● OBJECTIVE
Emit the data below verbatim, stripping out any pictures.
## START DATASET EXCERPTS
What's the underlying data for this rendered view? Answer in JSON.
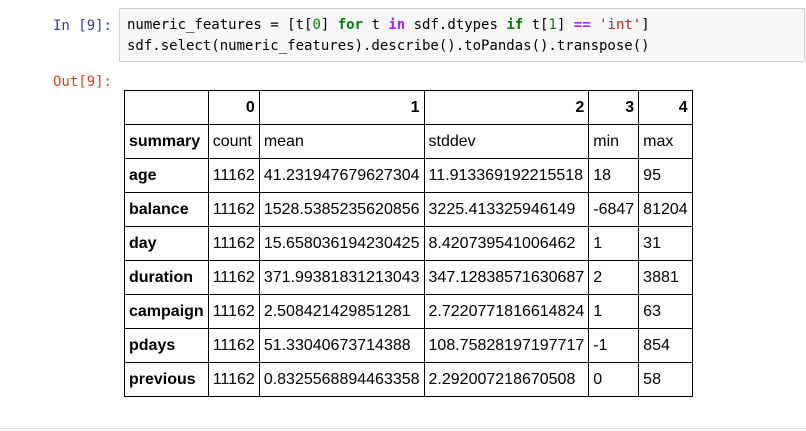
{
  "cell": {
    "in_prompt": "In [9]:",
    "out_prompt": "Out[9]:",
    "code_line1": {
      "a": "numeric_features = [t[",
      "n0": "0",
      "b": "] ",
      "for": "for",
      "c": " t ",
      "in": "in",
      "d": " sdf.dtypes ",
      "if": "if",
      "e": " t[",
      "n1": "1",
      "f": "] ",
      "eq": "==",
      "g": " ",
      "str": "'int'",
      "h": "]"
    },
    "code_line2": "sdf.select(numeric_features).describe().toPandas().transpose()"
  },
  "table": {
    "columns": [
      "",
      "0",
      "1",
      "2",
      "3",
      "4"
    ],
    "rows": [
      {
        "index": "summary",
        "values": [
          "count",
          "mean",
          "stddev",
          "min",
          "max"
        ]
      },
      {
        "index": "age",
        "values": [
          "11162",
          "41.231947679627304",
          "11.913369192215518",
          "18",
          "95"
        ]
      },
      {
        "index": "balance",
        "values": [
          "11162",
          "1528.5385235620856",
          "3225.413325946149",
          "-6847",
          "81204"
        ]
      },
      {
        "index": "day",
        "values": [
          "11162",
          "15.658036194230425",
          "8.420739541006462",
          "1",
          "31"
        ]
      },
      {
        "index": "duration",
        "values": [
          "11162",
          "371.99381831213043",
          "347.12838571630687",
          "2",
          "3881"
        ]
      },
      {
        "index": "campaign",
        "values": [
          "11162",
          "2.508421429851281",
          "2.7220771816614824",
          "1",
          "63"
        ]
      },
      {
        "index": "pdays",
        "values": [
          "11162",
          "51.33040673714388",
          "108.75828197197717",
          "-1",
          "854"
        ]
      },
      {
        "index": "previous",
        "values": [
          "11162",
          "0.8325568894463358",
          "2.292007218670508",
          "0",
          "58"
        ]
      }
    ]
  }
}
## END DATASET EXCERPTS
● SOLUTION FOR THIS EXERCISE
What's the underlying data for this rendered view? Answer in JSON.
{
  "cell": {
    "in_prompt": "In [9]:",
    "out_prompt": "Out[9]:",
    "code_line1": {
      "a": "numeric_features = [t[",
      "n0": "0",
      "b": "] ",
      "for": "for",
      "c": " t ",
      "in": "in",
      "d": " sdf.dtypes ",
      "if": "if",
      "e": " t[",
      "n1": "1",
      "f": "] ",
      "eq": "==",
      "g": " ",
      "str": "'int'",
      "h": "]"
    },
    "code_line2": "sdf.select(numeric_features).describe().toPandas().transpose()"
  },
  "table": {
    "columns": [
      "",
      "0",
      "1",
      "2",
      "3",
      "4"
    ],
    "rows": [
      {
        "index": "summary",
        "values": [
          "count",
          "mean",
          "stddev",
          "min",
          "max"
        ]
      },
      {
        "index": "age",
        "values": [
          "11162",
          "41.231947679627304",
          "11.913369192215518",
          "18",
          "95"
        ]
      },
      {
        "index": "balance",
        "values": [
          "11162",
          "1528.5385235620856",
          "3225.413325946149",
          "-6847",
          "81204"
        ]
      },
      {
        "index": "day",
        "values": [
          "11162",
          "15.658036194230425",
          "8.420739541006462",
          "1",
          "31"
        ]
      },
      {
        "index": "duration",
        "values": [
          "11162",
          "371.99381831213043",
          "347.12838571630687",
          "2",
          "3881"
        ]
      },
      {
        "index": "campaign",
        "values": [
          "11162",
          "2.508421429851281",
          "2.7220771816614824",
          "1",
          "63"
        ]
      },
      {
        "index": "pdays",
        "values": [
          "11162",
          "51.33040673714388",
          "108.75828197197717",
          "-1",
          "854"
        ]
      },
      {
        "index": "previous",
        "values": [
          "11162",
          "0.8325568894463358",
          "2.292007218670508",
          "0",
          "58"
        ]
      }
    ]
  }
}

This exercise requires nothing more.